Texto:
────────────────────

En su devenido rol de buen fantasma amigo, Cachete se empeña en hacerme saber de sus historias, de todas ellas: anécdotas, testimonios, memorias, en Buenos Aires y en Gualeguay, su ciudad, y la mía desde hace diez meses.

Hablando con la gente, siendo un habitante más en este paisaje, soy testigo de un cotidiano en el que una y otra vez aparece Cachete. Es a partir de esta percepción que escribo que no todo está en manos de la muerte.

Nidya Rampoldi es autora de varios libros, entre ellos el citado “Formas y colores…” y “Antonio Castro. Hombre de la costa” (2009). Ella me contó una historia alrededor de un cuadro de Cachete, ocurrida a mediados de los 60. Junto a su marido conocieron al gordo Pezzutti, médico. Su padre, Francisco, fue intendente de Gualeguay entre 1923 y 1929. A Pezzutti le gustaba comer bien, charlar, y de vez en cuando era invitado a cenar. Bien entrada la noche hablaban de arte. En una de esas noches el médico contó la historia de un cuadro de Cachete. Al vender la casa familiar separó los cuadros en dos grupos: unos para conservar, y otros para vender o regalar. Pero el encargado de hacerlo equivocó los lotes. Una noche de invierno llamaron al médico para ir al barrio Villa Alegre. Entró a un rancho y atendió a un hombre. Pezzutti había observado el lugar con detenimiento. Como pago pidió el cuadro, o mejor, el cartón doblado al medio, que tapaba una ventana. Se lo dieron. Fue así como recuperó una de las obras que había pertenecido a su padre. Siempre decía que se lo iba a regalar a Nidya, y al fin cumplió. Es un óleo pintado sobre cartón y con la marca disimulada del doblez al medio. Pero la obra tenía un detalle: no tenía firma. Con los años Nidya conoció a Cachete. Un día fue a ver a su marido médico porque el hijo tenía un ataque de asma. Ella recuerda que estaba desesperado. Cachete volvió a traer un cuadro o un dibujo en agradecimiento y ella le pidió que firmara el cuadro que le habían regalado. Cachete dijo: “Sí, todavía me acuerdo, es de cuando recién me fui a vivir a Buenos Aires… estaba en el puente Pueyrredón, mirando la zona de La Boca, mientras pintaba estaba muerto de frío”. La firma quedó sobre la obra, pero al tiempo, Nidya vio que había desaparecido. Volvió a pedir la firma y Cachete cumplió. Y una vez más la firma desapareció. Hubo una tercera firma, y el tiempo o la muerte se la llevó, como luego se llevó al firmante. Tres firmas para un cuadro, más la primera del artista: cuando lo pintó. Un misterio.

────────────────────

Datos proporcionados:
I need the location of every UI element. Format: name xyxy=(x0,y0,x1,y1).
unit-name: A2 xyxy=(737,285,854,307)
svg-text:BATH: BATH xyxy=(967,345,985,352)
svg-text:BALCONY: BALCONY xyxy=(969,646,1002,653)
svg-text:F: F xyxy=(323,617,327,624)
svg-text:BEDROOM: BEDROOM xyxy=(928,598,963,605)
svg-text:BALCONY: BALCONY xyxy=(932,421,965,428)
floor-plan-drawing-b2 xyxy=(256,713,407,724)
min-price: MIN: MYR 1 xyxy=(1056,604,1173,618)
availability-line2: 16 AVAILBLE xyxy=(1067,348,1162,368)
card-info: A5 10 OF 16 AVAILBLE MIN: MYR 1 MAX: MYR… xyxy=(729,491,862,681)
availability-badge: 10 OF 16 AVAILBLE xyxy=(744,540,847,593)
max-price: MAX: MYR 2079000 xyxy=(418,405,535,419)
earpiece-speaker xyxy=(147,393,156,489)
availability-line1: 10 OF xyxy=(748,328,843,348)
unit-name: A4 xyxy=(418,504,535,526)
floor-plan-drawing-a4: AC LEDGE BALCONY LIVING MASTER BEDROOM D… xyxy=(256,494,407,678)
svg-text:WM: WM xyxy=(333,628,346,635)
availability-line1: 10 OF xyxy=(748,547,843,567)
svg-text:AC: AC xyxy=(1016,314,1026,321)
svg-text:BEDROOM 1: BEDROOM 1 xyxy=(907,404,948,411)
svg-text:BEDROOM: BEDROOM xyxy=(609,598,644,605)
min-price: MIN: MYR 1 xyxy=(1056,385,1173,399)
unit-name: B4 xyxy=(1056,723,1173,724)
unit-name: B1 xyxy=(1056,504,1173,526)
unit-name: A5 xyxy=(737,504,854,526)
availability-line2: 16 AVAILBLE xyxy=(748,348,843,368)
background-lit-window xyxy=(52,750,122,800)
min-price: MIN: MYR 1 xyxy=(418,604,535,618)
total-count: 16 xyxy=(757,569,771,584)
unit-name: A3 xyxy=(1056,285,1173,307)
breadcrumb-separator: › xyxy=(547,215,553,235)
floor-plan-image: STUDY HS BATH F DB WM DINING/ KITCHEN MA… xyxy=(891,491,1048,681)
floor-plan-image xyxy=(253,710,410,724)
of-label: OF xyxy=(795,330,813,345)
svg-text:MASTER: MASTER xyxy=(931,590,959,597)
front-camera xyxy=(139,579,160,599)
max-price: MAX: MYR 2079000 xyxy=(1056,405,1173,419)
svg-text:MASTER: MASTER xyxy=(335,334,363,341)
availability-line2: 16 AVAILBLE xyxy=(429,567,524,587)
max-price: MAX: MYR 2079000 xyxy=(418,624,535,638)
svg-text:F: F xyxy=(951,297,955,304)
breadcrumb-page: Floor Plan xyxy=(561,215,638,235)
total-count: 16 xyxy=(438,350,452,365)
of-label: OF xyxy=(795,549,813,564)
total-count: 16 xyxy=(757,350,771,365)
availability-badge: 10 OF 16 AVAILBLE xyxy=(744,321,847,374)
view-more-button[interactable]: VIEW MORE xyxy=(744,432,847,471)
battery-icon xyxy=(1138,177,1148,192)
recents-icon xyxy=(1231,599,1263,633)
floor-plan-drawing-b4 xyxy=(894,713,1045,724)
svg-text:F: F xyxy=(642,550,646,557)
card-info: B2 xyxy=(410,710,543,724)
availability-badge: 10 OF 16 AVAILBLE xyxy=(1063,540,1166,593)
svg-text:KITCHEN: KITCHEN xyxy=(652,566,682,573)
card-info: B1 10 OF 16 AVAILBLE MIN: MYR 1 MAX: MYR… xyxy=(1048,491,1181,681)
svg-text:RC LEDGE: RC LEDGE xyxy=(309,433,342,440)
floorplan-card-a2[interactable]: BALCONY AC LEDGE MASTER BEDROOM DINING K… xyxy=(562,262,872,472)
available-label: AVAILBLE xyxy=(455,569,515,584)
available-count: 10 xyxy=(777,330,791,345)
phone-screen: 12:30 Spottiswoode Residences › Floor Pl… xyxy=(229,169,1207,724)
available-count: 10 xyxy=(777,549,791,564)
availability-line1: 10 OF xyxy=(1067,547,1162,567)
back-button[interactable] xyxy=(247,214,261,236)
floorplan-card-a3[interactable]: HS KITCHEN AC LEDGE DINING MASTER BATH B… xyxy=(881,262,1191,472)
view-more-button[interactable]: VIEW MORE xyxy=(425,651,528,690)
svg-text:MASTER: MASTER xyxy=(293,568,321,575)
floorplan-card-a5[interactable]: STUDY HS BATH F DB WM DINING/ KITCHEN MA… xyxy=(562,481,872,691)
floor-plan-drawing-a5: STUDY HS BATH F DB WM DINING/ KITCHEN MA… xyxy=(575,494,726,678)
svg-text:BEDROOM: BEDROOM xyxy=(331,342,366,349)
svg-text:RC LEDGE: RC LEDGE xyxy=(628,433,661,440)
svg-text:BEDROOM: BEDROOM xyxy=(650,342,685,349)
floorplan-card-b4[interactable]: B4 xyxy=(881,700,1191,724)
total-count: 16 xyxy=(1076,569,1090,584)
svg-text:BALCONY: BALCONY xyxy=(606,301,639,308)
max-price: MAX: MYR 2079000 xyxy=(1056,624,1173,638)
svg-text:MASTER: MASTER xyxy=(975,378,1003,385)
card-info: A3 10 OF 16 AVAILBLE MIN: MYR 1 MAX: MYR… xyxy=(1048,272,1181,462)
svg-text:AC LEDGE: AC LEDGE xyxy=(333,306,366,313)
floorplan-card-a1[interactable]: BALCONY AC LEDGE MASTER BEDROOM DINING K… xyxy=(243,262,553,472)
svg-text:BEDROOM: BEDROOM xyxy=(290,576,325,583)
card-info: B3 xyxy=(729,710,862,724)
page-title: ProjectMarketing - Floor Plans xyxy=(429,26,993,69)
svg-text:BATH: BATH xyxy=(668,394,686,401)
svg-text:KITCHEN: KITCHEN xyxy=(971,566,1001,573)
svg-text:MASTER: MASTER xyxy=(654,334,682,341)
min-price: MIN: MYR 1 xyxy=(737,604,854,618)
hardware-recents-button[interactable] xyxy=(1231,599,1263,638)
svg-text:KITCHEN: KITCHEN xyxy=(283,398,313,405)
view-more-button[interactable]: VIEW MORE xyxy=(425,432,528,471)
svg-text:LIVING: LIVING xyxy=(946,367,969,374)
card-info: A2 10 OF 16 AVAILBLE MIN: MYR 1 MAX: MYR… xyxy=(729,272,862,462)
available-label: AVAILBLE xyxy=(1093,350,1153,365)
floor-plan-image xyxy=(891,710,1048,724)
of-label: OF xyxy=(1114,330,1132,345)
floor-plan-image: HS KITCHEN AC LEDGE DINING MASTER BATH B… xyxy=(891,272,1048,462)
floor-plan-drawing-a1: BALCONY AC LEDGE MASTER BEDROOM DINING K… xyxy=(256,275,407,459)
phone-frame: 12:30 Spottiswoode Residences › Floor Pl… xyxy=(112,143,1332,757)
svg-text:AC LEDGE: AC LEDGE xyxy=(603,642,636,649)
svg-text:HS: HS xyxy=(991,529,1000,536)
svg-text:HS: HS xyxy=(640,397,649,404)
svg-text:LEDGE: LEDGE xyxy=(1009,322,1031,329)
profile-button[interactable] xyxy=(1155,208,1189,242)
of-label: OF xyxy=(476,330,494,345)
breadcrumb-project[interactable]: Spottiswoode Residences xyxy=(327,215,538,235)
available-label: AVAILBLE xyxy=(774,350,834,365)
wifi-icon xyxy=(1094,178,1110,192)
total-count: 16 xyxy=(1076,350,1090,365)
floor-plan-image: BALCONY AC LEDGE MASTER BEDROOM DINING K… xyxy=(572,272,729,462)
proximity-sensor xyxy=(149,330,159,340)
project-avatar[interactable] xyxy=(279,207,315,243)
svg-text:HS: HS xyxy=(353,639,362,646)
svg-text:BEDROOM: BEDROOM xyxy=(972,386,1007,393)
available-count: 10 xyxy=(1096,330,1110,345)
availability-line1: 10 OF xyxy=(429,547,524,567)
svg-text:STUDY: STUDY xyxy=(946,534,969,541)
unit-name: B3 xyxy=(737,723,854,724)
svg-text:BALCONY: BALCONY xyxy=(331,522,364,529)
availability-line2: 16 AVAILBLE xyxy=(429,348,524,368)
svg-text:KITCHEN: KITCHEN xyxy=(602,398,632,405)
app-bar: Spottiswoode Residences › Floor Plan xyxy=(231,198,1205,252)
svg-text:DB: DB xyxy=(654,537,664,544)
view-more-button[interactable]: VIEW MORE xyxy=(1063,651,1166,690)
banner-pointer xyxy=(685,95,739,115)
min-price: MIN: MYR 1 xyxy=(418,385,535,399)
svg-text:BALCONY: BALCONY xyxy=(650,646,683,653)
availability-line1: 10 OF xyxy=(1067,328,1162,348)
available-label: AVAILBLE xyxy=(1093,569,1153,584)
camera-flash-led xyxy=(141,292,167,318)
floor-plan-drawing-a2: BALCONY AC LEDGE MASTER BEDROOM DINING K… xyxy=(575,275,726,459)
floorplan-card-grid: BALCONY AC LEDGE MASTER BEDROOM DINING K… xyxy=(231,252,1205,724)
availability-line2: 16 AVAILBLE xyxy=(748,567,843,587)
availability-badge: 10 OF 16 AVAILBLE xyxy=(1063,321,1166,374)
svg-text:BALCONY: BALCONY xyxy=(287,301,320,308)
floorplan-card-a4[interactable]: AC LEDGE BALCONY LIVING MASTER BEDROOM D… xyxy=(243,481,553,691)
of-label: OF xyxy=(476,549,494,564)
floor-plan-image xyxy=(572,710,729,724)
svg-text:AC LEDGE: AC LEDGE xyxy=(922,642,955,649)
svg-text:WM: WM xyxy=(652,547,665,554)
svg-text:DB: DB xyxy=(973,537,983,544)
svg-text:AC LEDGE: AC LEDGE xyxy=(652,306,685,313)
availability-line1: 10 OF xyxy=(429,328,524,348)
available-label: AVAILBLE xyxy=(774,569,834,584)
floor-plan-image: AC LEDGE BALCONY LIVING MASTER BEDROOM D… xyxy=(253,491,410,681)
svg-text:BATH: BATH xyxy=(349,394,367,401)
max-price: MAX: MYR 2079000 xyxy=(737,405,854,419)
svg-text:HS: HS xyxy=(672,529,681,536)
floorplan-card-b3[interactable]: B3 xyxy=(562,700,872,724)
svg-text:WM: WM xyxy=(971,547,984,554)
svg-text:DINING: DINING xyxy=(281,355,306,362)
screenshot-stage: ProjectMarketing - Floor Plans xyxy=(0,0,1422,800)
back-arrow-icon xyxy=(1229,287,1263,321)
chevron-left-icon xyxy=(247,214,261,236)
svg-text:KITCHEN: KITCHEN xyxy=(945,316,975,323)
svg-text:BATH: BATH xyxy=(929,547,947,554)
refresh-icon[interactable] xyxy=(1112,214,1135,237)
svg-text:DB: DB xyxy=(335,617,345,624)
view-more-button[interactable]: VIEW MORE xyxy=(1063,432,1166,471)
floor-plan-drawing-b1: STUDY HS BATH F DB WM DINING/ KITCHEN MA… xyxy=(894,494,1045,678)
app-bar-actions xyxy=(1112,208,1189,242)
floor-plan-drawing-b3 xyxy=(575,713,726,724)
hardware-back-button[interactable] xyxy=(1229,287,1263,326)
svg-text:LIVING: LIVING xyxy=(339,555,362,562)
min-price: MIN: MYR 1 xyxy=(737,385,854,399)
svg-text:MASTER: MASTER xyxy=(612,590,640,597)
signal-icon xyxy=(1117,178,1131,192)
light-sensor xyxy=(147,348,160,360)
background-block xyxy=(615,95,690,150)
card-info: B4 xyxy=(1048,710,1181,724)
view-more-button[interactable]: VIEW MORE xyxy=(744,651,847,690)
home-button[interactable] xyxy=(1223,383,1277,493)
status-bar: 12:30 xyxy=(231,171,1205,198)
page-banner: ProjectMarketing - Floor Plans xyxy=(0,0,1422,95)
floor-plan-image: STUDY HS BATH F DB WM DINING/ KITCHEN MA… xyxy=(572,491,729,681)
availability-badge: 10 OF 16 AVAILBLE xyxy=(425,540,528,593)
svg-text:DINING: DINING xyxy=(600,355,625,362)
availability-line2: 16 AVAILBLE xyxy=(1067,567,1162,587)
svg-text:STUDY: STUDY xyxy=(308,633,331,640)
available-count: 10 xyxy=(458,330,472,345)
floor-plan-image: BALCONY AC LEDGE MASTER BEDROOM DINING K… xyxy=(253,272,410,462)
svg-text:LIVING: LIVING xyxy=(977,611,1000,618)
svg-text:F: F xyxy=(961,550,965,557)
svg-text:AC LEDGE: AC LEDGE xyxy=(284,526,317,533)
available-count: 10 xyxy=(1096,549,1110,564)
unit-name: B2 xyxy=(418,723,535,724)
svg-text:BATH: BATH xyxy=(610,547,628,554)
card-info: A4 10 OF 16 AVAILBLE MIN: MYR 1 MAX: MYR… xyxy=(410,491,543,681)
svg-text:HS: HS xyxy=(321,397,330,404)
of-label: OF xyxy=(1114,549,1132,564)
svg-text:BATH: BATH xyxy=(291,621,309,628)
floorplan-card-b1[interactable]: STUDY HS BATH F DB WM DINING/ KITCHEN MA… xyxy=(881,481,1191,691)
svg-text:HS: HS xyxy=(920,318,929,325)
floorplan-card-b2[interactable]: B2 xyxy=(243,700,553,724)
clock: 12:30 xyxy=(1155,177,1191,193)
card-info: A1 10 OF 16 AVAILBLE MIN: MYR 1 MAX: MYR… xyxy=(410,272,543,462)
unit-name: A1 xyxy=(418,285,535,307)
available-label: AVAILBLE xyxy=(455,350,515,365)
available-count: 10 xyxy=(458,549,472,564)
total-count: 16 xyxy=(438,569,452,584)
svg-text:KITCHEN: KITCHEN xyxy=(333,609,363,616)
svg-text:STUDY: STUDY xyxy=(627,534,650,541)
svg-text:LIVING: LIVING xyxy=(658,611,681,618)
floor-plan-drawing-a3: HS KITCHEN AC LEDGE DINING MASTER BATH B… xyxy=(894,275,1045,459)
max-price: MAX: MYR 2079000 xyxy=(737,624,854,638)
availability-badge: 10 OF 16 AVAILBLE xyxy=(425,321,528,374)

────────────────────

Ejercicios:
1. Conteste brevemente, según el texto, las siguientes preguntas:
(a) ¿Desde hace cuánto tiempo Gualeguay es también la ciudad de quien narra?
(b) ¿Entre qué años fue Francisco intendente de Gualeguay?
(c) ¿Qué tapaba el cartón doblado al medio en el rancho de Villa Alegre?
2. Devuelva sin cambios el fragmento del texto que va desde "En su devenido" hasta "de la muerte.", ambos inclusive.

Respuestas en orden:
1.
(a) Desde hace diez meses.
(b) Entre 1923 y 1929.
(c) Una ventana.

2.
En su devenido rol de buen fantasma amigo, Cachete se empeña en hacerme saber de sus historias, de todas ellas: anécdotas, testimonios, memorias, en Buenos Aires y en Gualeguay, su ciudad, y la mía desde hace diez meses.

Hablando con la gente, siendo un habitante más en este paisaje, soy testigo de un cotidiano en el que una y otra vez aparece Cachete. Es a partir de esta percepción que escribo que no todo está en manos de la muerte.